TASK: Please pull out every line that includes the string "deux".

STORED ROWS:
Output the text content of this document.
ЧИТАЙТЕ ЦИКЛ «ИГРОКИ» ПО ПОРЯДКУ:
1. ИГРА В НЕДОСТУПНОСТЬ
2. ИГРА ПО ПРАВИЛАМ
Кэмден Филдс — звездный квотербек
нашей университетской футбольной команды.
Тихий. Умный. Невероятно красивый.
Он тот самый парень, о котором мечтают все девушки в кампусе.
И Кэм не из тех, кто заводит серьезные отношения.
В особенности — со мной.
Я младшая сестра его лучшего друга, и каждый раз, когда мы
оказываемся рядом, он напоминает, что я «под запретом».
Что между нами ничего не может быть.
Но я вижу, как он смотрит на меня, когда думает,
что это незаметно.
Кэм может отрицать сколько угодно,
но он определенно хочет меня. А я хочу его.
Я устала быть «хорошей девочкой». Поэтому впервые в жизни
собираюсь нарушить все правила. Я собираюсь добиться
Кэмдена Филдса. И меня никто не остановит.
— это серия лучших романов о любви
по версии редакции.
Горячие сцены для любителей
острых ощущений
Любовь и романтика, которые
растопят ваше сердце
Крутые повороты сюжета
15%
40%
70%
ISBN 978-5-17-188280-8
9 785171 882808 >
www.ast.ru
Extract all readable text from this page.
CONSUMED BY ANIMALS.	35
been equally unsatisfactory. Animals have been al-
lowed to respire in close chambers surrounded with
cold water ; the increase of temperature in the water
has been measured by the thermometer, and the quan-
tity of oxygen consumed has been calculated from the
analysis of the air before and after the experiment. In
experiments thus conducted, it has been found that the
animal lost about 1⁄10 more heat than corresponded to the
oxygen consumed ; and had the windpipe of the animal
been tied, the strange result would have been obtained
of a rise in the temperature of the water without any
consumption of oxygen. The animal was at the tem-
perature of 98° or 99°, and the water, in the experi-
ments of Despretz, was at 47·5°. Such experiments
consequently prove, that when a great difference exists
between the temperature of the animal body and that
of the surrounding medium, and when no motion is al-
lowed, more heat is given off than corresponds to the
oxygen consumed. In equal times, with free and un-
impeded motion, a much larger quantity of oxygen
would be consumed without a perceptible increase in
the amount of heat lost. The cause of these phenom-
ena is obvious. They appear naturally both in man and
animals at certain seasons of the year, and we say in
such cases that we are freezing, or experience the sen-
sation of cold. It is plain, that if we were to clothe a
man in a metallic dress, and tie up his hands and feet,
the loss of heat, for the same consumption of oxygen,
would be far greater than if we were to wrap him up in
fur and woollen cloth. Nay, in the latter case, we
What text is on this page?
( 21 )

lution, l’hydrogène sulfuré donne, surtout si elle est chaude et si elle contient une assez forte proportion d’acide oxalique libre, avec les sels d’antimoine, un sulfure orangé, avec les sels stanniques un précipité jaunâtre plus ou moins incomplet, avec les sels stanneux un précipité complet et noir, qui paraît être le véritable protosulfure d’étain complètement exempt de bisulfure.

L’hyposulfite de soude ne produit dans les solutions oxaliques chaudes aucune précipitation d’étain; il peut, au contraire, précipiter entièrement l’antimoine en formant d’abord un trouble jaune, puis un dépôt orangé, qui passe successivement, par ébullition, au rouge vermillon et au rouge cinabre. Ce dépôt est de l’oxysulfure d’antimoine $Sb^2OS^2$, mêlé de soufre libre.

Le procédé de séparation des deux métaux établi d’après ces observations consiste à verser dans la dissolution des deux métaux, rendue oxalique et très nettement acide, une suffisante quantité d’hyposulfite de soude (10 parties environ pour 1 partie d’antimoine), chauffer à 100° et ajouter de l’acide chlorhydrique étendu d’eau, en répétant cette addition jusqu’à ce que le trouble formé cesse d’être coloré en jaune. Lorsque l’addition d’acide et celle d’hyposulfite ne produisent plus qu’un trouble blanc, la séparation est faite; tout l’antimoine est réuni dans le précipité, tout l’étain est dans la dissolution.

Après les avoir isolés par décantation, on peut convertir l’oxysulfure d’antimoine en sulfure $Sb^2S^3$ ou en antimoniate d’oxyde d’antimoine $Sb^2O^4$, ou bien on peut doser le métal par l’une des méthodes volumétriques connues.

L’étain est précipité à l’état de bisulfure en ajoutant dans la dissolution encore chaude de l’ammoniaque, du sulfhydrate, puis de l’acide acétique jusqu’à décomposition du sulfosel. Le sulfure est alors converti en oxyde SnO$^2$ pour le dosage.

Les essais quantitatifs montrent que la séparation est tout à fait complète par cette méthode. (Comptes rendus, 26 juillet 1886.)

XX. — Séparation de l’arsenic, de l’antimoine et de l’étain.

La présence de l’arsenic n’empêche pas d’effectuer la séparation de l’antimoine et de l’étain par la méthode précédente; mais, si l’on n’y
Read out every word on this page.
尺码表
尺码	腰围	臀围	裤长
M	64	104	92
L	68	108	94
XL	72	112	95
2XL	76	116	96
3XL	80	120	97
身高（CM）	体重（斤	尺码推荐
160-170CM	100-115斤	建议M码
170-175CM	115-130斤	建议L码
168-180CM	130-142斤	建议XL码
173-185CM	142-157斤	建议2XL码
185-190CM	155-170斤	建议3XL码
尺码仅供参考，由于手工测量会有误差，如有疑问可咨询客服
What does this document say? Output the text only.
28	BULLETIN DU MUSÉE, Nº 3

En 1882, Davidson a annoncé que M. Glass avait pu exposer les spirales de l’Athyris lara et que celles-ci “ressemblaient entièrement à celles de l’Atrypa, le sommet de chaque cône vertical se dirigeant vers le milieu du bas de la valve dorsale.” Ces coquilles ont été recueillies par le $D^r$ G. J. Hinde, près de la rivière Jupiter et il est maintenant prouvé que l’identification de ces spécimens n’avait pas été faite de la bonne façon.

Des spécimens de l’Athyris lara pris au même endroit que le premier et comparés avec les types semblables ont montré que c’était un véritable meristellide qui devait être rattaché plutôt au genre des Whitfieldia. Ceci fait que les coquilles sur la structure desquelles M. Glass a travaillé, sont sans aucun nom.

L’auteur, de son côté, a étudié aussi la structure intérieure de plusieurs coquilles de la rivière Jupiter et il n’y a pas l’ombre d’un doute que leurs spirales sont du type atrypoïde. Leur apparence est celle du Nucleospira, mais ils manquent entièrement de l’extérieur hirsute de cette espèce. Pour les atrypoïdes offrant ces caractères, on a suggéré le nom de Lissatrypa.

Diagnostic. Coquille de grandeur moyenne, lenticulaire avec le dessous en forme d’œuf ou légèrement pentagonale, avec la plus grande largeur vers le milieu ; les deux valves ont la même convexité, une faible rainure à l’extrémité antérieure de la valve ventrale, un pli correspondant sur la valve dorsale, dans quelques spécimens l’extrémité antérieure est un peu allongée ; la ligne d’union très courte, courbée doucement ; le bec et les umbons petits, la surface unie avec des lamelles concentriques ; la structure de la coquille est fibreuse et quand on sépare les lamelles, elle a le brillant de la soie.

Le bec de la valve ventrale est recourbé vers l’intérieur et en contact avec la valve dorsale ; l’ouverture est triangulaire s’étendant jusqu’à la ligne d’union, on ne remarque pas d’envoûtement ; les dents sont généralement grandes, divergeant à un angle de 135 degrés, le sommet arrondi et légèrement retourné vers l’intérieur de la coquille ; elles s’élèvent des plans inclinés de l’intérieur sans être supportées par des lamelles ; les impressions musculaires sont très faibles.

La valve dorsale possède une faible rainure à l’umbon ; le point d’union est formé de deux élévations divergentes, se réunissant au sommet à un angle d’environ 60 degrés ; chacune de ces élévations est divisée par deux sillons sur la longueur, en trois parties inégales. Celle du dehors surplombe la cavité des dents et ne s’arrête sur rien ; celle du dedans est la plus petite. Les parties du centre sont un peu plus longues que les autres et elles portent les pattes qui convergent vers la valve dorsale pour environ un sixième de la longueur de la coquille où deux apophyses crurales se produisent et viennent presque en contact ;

EXERCISE RESPONSE:
Le procédé de séparation des deux métaux établi d’après ces observations consiste à verser dans la dissolution des deux métaux, rendue oxalique et très nettement acide, une suffisante quantité d’hyposulfite de soude (10 parties environ pour 1 partie d’antimoine), chauffer à 100° et ajouter de l’acide chlorhydrique étendu d’eau, en répétant cette addition jusqu’à ce que le trouble formé cesse d’être coloré en jaune. Lorsque l’addition d’acide et celle d’hyposulfite ne produisent plus qu’un trouble blanc, la séparation est faite; tout l’antimoine est réuni dans le précipité, tout l’étain est dans la dissolution.
Diagnostic. Coquille de grandeur moyenne, lenticulaire avec le dessous en forme d’œuf ou légèrement pentagonale, avec la plus grande largeur vers le milieu ; les deux valves ont la même convexité, une faible rainure à l’extrémité antérieure de la valve ventrale, un pli correspondant sur la valve dorsale, dans quelques spécimens l’extrémité antérieure est un peu allongée ; la ligne d’union très courte, courbée doucement ; le bec et les umbons petits, la surface unie avec des lamelles concentriques ; la structure de la coquille est fibreuse et quand on sépare les lamelles, elle a le brillant de la soie.
La valve dorsale possède une faible rainure à l’umbon ; le point d’union est formé de deux élévations divergentes, se réunissant au sommet à un angle d’environ 60 degrés ; chacune de ces élévations est divisée par deux sillons sur la longueur, en trois parties inégales. Celle du dehors surplombe la cavité des dents et ne s’arrête sur rien ; celle du dedans est la plus petite. Les parties du centre sont un peu plus longues que les autres et elles portent les pattes qui convergent vers la valve dorsale pour environ un sixième de la longueur de la coquille où deux apophyses crurales se produisent et viennent presque en contact ;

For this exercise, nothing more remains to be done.